▸ Dataset rows about figures
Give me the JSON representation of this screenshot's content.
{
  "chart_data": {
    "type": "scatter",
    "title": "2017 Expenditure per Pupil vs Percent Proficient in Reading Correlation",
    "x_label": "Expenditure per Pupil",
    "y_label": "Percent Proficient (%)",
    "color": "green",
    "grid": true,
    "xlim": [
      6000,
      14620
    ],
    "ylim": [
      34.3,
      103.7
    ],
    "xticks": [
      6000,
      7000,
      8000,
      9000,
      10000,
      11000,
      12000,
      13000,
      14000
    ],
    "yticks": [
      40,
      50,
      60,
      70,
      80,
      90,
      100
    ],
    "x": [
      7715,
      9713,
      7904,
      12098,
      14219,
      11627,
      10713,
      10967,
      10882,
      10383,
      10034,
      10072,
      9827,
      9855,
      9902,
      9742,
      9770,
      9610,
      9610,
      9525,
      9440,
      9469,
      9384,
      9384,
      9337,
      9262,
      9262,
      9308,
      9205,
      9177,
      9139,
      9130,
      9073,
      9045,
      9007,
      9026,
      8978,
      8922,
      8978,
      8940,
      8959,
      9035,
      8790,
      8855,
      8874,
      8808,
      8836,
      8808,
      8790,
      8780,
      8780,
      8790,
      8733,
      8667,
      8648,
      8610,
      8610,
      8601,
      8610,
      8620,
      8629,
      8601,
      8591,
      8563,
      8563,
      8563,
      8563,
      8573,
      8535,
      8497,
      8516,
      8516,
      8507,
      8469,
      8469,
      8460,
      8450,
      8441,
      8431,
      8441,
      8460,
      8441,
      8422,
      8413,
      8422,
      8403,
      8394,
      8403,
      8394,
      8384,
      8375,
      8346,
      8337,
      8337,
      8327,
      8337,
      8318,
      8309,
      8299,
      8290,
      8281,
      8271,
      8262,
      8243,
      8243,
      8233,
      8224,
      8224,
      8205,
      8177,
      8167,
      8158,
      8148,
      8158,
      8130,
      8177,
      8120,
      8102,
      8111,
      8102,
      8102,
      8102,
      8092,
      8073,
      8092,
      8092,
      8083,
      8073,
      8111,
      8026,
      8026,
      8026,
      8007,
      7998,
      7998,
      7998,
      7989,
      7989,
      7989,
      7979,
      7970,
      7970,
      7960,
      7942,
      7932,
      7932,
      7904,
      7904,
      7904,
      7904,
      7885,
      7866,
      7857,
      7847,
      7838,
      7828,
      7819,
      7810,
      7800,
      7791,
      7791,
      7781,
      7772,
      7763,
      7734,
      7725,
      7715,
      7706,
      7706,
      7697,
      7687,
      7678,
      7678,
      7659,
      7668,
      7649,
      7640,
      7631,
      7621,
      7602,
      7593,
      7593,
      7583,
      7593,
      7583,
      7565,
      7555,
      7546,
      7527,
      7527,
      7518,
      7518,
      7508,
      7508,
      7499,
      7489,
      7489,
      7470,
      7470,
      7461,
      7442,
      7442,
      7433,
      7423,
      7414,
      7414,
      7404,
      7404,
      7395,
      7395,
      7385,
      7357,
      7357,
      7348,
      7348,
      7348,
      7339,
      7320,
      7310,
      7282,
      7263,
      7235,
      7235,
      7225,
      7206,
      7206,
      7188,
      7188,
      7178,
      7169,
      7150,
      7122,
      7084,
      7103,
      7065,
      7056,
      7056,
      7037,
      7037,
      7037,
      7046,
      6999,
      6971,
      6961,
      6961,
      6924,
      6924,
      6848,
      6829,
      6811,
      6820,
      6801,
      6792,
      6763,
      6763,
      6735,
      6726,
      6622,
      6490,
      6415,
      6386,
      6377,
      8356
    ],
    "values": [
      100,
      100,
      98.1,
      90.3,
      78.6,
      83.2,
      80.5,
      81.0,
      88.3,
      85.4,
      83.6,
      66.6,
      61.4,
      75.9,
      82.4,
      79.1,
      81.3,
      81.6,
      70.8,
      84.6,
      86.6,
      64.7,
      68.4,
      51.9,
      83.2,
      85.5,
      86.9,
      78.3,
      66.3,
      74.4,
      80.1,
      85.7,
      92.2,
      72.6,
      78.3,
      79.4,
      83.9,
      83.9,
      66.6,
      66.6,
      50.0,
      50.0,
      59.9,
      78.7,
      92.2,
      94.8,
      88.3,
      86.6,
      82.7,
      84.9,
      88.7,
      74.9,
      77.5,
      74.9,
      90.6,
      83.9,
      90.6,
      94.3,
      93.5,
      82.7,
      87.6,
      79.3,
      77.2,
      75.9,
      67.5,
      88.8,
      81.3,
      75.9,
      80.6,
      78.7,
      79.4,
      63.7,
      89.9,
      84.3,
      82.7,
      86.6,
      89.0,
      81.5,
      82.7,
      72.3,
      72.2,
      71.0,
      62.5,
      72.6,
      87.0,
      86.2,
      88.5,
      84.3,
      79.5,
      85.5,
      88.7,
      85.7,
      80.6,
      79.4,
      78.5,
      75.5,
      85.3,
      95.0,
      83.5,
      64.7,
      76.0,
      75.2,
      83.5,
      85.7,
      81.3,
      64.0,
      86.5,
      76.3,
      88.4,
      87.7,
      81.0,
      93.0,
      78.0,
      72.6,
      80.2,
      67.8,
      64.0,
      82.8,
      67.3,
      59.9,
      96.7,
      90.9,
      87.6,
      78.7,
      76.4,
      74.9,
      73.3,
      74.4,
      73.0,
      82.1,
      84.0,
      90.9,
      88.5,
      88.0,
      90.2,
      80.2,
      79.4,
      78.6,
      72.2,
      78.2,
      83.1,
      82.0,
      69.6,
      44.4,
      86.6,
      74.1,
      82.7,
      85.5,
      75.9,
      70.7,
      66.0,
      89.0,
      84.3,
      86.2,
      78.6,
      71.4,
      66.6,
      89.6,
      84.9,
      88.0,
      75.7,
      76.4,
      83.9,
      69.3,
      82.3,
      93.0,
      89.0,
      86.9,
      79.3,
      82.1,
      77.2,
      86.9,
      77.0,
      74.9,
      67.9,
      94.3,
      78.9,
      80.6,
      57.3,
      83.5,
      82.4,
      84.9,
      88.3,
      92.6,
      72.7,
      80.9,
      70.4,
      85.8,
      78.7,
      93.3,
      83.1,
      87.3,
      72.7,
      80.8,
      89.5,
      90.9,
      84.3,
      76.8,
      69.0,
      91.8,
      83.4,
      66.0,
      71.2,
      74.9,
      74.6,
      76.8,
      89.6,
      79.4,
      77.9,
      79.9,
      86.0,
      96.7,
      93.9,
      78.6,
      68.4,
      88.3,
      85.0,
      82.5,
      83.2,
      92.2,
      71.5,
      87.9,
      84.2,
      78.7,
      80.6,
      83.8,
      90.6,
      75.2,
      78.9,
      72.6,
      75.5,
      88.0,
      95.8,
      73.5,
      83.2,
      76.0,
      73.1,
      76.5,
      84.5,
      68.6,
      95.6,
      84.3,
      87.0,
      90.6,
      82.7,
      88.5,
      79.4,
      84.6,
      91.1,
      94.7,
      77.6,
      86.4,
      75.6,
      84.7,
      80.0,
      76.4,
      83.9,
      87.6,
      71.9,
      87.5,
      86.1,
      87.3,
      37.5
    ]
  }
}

▸ EXERCISE GOAL
Retype all of the data shown above, word for word.

▸ TASK SOLUTION
Give me the JSON representation of this screenshot's content.
{
  "chart_data": {
    "type": "scatter",
    "title": "2017 Expenditure per Pupil vs Percent Proficient in Reading Correlation",
    "x_label": "Expenditure per Pupil",
    "y_label": "Percent Proficient (%)",
    "color": "green",
    "grid": true,
    "xlim": [
      6000,
      14620
    ],
    "ylim": [
      34.3,
      103.7
    ],
    "xticks": [
      6000,
      7000,
      8000,
      9000,
      10000,
      11000,
      12000,
      13000,
      14000
    ],
    "yticks": [
      40,
      50,
      60,
      70,
      80,
      90,
      100
    ],
    "x": [
      7715,
      9713,
      7904,
      12098,
      14219,
      11627,
      10713,
      10967,
      10882,
      10383,
      10034,
      10072,
      9827,
      9855,
      9902,
      9742,
      9770,
      9610,
      9610,
      9525,
      9440,
      9469,
      9384,
      9384,
      9337,
      9262,
      9262,
      9308,
      9205,
      9177,
      9139,
      9130,
      9073,
      9045,
      9007,
      9026,
      8978,
      8922,
      8978,
      8940,
      8959,
      9035,
      8790,
      8855,
      8874,
      8808,
      8836,
      8808,
      8790,
      8780,
      8780,
      8790,
      8733,
      8667,
      8648,
      8610,
      8610,
      8601,
      8610,
      8620,
      8629,
      8601,
      8591,
      8563,
      8563,
      8563,
      8563,
      8573,
      8535,
      8497,
      8516,
      8516,
      8507,
      8469,
      8469,
      8460,
      8450,
      8441,
      8431,
      8441,
      8460,
      8441,
      8422,
      8413,
      8422,
      8403,
      8394,
      8403,
      8394,
      8384,
      8375,
      8346,
      8337,
      8337,
      8327,
      8337,
      8318,
      8309,
      8299,
      8290,
      8281,
      8271,
      8262,
      8243,
      8243,
      8233,
      8224,
      8224,
      8205,
      8177,
      8167,
      8158,
      8148,
      8158,
      8130,
      8177,
      8120,
      8102,
      8111,
      8102,
      8102,
      8102,
      8092,
      8073,
      8092,
      8092,
      8083,
      8073,
      8111,
      8026,
      8026,
      8026,
      8007,
      7998,
      7998,
      7998,
      7989,
      7989,
      7989,
      7979,
      7970,
      7970,
      7960,
      7942,
      7932,
      7932,
      7904,
      7904,
      7904,
      7904,
      7885,
      7866,
      7857,
      7847,
      7838,
      7828,
      7819,
      7810,
      7800,
      7791,
      7791,
      7781,
      7772,
      7763,
      7734,
      7725,
      7715,
      7706,
      7706,
      7697,
      7687,
      7678,
      7678,
      7659,
      7668,
      7649,
      7640,
      7631,
      7621,
      7602,
      7593,
      7593,
      7583,
      7593,
      7583,
      7565,
      7555,
      7546,
      7527,
      7527,
      7518,
      7518,
      7508,
      7508,
      7499,
      7489,
      7489,
      7470,
      7470,
      7461,
      7442,
      7442,
      7433,
      7423,
      7414,
      7414,
      7404,
      7404,
      7395,
      7395,
      7385,
      7357,
      7357,
      7348,
      7348,
      7348,
      7339,
      7320,
      7310,
      7282,
      7263,
      7235,
      7235,
      7225,
      7206,
      7206,
      7188,
      7188,
      7178,
      7169,
      7150,
      7122,
      7084,
      7103,
      7065,
      7056,
      7056,
      7037,
      7037,
      7037,
      7046,
      6999,
      6971,
      6961,
      6961,
      6924,
      6924,
      6848,
      6829,
      6811,
      6820,
      6801,
      6792,
      6763,
      6763,
      6735,
      6726,
      6622,
      6490,
      6415,
      6386,
      6377,
      8356
    ],
    "values": [
      100,
      100,
      98.1,
      90.3,
      78.6,
      83.2,
      80.5,
      81.0,
      88.3,
      85.4,
      83.6,
      66.6,
      61.4,
      75.9,
      82.4,
      79.1,
      81.3,
      81.6,
      70.8,
      84.6,
      86.6,
      64.7,
      68.4,
      51.9,
      83.2,
      85.5,
      86.9,
      78.3,
      66.3,
      74.4,
      80.1,
      85.7,
      92.2,
      72.6,
      78.3,
      79.4,
      83.9,
      83.9,
      66.6,
      66.6,
      50.0,
      50.0,
      59.9,
      78.7,
      92.2,
      94.8,
      88.3,
      86.6,
      82.7,
      84.9,
      88.7,
      74.9,
      77.5,
      74.9,
      90.6,
      83.9,
      90.6,
      94.3,
      93.5,
      82.7,
      87.6,
      79.3,
      77.2,
      75.9,
      67.5,
      88.8,
      81.3,
      75.9,
      80.6,
      78.7,
      79.4,
      63.7,
      89.9,
      84.3,
      82.7,
      86.6,
      89.0,
      81.5,
      82.7,
      72.3,
      72.2,
      71.0,
      62.5,
      72.6,
      87.0,
      86.2,
      88.5,
      84.3,
      79.5,
      85.5,
      88.7,
      85.7,
      80.6,
      79.4,
      78.5,
      75.5,
      85.3,
      95.0,
      83.5,
      64.7,
      76.0,
      75.2,
      83.5,
      85.7,
      81.3,
      64.0,
      86.5,
      76.3,
      88.4,
      87.7,
      81.0,
      93.0,
      78.0,
      72.6,
      80.2,
      67.8,
      64.0,
      82.8,
      67.3,
      59.9,
      96.7,
      90.9,
      87.6,
      78.7,
      76.4,
      74.9,
      73.3,
      74.4,
      73.0,
      82.1,
      84.0,
      90.9,
      88.5,
      88.0,
      90.2,
      80.2,
      79.4,
      78.6,
      72.2,
      78.2,
      83.1,
      82.0,
      69.6,
      44.4,
      86.6,
      74.1,
      82.7,
      85.5,
      75.9,
      70.7,
      66.0,
      89.0,
      84.3,
      86.2,
      78.6,
      71.4,
      66.6,
      89.6,
      84.9,
      88.0,
      75.7,
      76.4,
      83.9,
      69.3,
      82.3,
      93.0,
      89.0,
      86.9,
      79.3,
      82.1,
      77.2,
      86.9,
      77.0,
      74.9,
      67.9,
      94.3,
      78.9,
      80.6,
      57.3,
      83.5,
      82.4,
      84.9,
      88.3,
      92.6,
      72.7,
      80.9,
      70.4,
      85.8,
      78.7,
      93.3,
      83.1,
      87.3,
      72.7,
      80.8,
      89.5,
      90.9,
      84.3,
      76.8,
      69.0,
      91.8,
      83.4,
      66.0,
      71.2,
      74.9,
      74.6,
      76.8,
      89.6,
      79.4,
      77.9,
      79.9,
      86.0,
      96.7,
      93.9,
      78.6,
      68.4,
      88.3,
      85.0,
      82.5,
      83.2,
      92.2,
      71.5,
      87.9,
      84.2,
      78.7,
      80.6,
      83.8,
      90.6,
      75.2,
      78.9,
      72.6,
      75.5,
      88.0,
      95.8,
      73.5,
      83.2,
      76.0,
      73.1,
      76.5,
      84.5,
      68.6,
      95.6,
      84.3,
      87.0,
      90.6,
      82.7,
      88.5,
      79.4,
      84.6,
      91.1,
      94.7,
      77.6,
      86.4,
      75.6,
      84.7,
      80.0,
      76.4,
      83.9,
      87.6,
      71.9,
      87.5,
      86.1,
      87.3,
      37.5
    ]
  }
}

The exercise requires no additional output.